Data tied to figure images:

=====

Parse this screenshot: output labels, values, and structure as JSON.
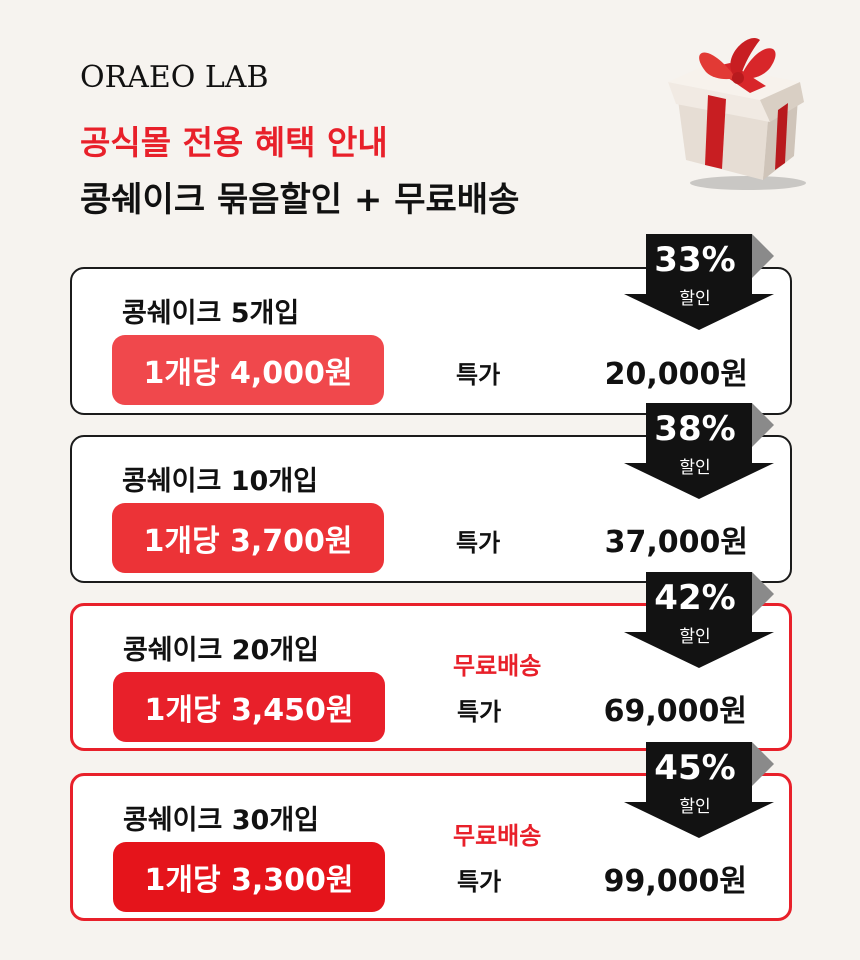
{
  "brand": {
    "logo": "ORAEO LAB"
  },
  "header": {
    "title": "공식몰 전용 혜택 안내",
    "subtitle": "콩쉐이크 묶음할인 + 무료배송"
  },
  "colors": {
    "accent": "#e8202a",
    "pill_light": "#f0484c",
    "badge": "#121212",
    "border": "#1b1b1b"
  },
  "offers": [
    {
      "name": "콩쉐이크 5개입",
      "unit_price": "1개당 4,000원",
      "label": "특가",
      "total": "20,000원",
      "discount": "33%",
      "discount_label": "할인",
      "free_shipping": ""
    },
    {
      "name": "콩쉐이크 10개입",
      "unit_price": "1개당 3,700원",
      "label": "특가",
      "total": "37,000원",
      "discount": "38%",
      "discount_label": "할인",
      "free_shipping": ""
    },
    {
      "name": "콩쉐이크 20개입",
      "unit_price": "1개당 3,450원",
      "label": "특가",
      "total": "69,000원",
      "discount": "42%",
      "discount_label": "할인",
      "free_shipping": "무료배송"
    },
    {
      "name": "콩쉐이크 30개입",
      "unit_price": "1개당 3,300원",
      "label": "특가",
      "total": "99,000원",
      "discount": "45%",
      "discount_label": "할인",
      "free_shipping": "무료배송"
    }
  ]
}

=====

GOAL OF THE EXERCISE: Copy the material above in full and exactly, skipping pictures.

SOLUTION FOR THIS EXERCISE:
Parse this screenshot: output labels, values, and structure as JSON.
{
  "brand": {
    "logo": "ORAEO LAB"
  },
  "header": {
    "title": "공식몰 전용 혜택 안내",
    "subtitle": "콩쉐이크 묶음할인 + 무료배송"
  },
  "colors": {
    "accent": "#e8202a",
    "pill_light": "#f0484c",
    "badge": "#121212",
    "border": "#1b1b1b"
  },
  "offers": [
    {
      "name": "콩쉐이크 5개입",
      "unit_price": "1개당 4,000원",
      "label": "특가",
      "total": "20,000원",
      "discount": "33%",
      "discount_label": "할인",
      "free_shipping": ""
    },
    {
      "name": "콩쉐이크 10개입",
      "unit_price": "1개당 3,700원",
      "label": "특가",
      "total": "37,000원",
      "discount": "38%",
      "discount_label": "할인",
      "free_shipping": ""
    },
    {
      "name": "콩쉐이크 20개입",
      "unit_price": "1개당 3,450원",
      "label": "특가",
      "total": "69,000원",
      "discount": "42%",
      "discount_label": "할인",
      "free_shipping": "무료배송"
    },
    {
      "name": "콩쉐이크 30개입",
      "unit_price": "1개당 3,300원",
      "label": "특가",
      "total": "99,000원",
      "discount": "45%",
      "discount_label": "할인",
      "free_shipping": "무료배송"
    }
  ]
}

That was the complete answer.